** start of Given data **
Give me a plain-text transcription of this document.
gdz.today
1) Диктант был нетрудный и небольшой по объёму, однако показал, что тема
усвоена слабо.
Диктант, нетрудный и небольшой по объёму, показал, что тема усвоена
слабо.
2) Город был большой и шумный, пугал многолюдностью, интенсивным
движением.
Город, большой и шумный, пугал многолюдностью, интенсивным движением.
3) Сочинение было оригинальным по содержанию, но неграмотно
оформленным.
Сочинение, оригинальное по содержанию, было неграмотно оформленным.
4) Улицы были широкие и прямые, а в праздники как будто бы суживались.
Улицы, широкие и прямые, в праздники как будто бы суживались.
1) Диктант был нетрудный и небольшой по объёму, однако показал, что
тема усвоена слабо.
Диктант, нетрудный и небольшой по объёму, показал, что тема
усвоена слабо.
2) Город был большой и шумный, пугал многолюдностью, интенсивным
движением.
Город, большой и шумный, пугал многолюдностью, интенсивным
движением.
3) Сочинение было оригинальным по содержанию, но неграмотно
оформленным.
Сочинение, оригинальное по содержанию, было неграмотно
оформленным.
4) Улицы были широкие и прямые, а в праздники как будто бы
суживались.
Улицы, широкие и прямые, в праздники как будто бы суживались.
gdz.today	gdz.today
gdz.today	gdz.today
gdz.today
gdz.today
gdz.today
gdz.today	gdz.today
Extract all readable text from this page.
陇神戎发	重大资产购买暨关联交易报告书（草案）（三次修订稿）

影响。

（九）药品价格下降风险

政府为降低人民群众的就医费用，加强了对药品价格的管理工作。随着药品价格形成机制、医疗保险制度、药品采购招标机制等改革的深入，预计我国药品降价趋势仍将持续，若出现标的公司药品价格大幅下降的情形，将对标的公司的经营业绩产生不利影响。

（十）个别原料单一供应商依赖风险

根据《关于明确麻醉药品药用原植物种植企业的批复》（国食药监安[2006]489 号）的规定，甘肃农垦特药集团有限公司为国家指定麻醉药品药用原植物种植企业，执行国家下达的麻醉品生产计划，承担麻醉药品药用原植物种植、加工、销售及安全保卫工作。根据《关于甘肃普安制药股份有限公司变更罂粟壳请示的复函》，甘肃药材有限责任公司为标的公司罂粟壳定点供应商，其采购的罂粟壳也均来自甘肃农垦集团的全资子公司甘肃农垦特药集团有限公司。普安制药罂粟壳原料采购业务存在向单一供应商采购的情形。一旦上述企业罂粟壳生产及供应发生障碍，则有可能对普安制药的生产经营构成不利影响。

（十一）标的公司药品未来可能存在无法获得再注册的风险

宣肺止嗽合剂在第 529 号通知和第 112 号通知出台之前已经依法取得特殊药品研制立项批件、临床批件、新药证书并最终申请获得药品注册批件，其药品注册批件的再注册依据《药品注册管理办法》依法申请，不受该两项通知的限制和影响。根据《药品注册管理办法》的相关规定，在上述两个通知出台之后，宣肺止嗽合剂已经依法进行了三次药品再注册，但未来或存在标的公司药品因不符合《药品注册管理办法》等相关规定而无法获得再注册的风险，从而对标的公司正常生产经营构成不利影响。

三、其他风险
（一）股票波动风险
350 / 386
** end of Given data **
## What to produce
Go through the records and print each one exactly.

## Solved problem
Give me a plain-text transcription of this document.
gdz.today
1) Диктант был нетрудный и небольшой по объёму, однако показал, что тема
усвоена слабо.
Диктант, нетрудный и небольшой по объёму, показал, что тема усвоена
слабо.
2) Город был большой и шумный, пугал многолюдностью, интенсивным
движением.
Город, большой и шумный, пугал многолюдностью, интенсивным движением.
3) Сочинение было оригинальным по содержанию, но неграмотно
оформленным.
Сочинение, оригинальное по содержанию, было неграмотно оформленным.
4) Улицы были широкие и прямые, а в праздники как будто бы суживались.
Улицы, широкие и прямые, в праздники как будто бы суживались.
1) Диктант был нетрудный и небольшой по объёму, однако показал, что
тема усвоена слабо.
Диктант, нетрудный и небольшой по объёму, показал, что тема
усвоена слабо.
2) Город был большой и шумный, пугал многолюдностью, интенсивным
движением.
Город, большой и шумный, пугал многолюдностью, интенсивным
движением.
3) Сочинение было оригинальным по содержанию, но неграмотно
оформленным.
Сочинение, оригинальное по содержанию, было неграмотно
оформленным.
4) Улицы были широкие и прямые, а в праздники как будто бы
суживались.
Улицы, широкие и прямые, в праздники как будто бы суживались.
gdz.today	gdz.today
gdz.today	gdz.today
gdz.today
gdz.today
gdz.today
gdz.today	gdz.today
Extract all readable text from this page.
陇神戎发	重大资产购买暨关联交易报告书（草案）（三次修订稿）

影响。

（九）药品价格下降风险

政府为降低人民群众的就医费用，加强了对药品价格的管理工作。随着药品价格形成机制、医疗保险制度、药品采购招标机制等改革的深入，预计我国药品降价趋势仍将持续，若出现标的公司药品价格大幅下降的情形，将对标的公司的经营业绩产生不利影响。

（十）个别原料单一供应商依赖风险

根据《关于明确麻醉药品药用原植物种植企业的批复》（国食药监安[2006]489 号）的规定，甘肃农垦特药集团有限公司为国家指定麻醉药品药用原植物种植企业，执行国家下达的麻醉品生产计划，承担麻醉药品药用原植物种植、加工、销售及安全保卫工作。根据《关于甘肃普安制药股份有限公司变更罂粟壳请示的复函》，甘肃药材有限责任公司为标的公司罂粟壳定点供应商，其采购的罂粟壳也均来自甘肃农垦集团的全资子公司甘肃农垦特药集团有限公司。普安制药罂粟壳原料采购业务存在向单一供应商采购的情形。一旦上述企业罂粟壳生产及供应发生障碍，则有可能对普安制药的生产经营构成不利影响。

（十一）标的公司药品未来可能存在无法获得再注册的风险

宣肺止嗽合剂在第 529 号通知和第 112 号通知出台之前已经依法取得特殊药品研制立项批件、临床批件、新药证书并最终申请获得药品注册批件，其药品注册批件的再注册依据《药品注册管理办法》依法申请，不受该两项通知的限制和影响。根据《药品注册管理办法》的相关规定，在上述两个通知出台之后，宣肺止嗽合剂已经依法进行了三次药品再注册，但未来或存在标的公司药品因不符合《药品注册管理办法》等相关规定而无法获得再注册的风险，从而对标的公司正常生产经营构成不利影响。

三、其他风险
（一）股票波动风险
350 / 386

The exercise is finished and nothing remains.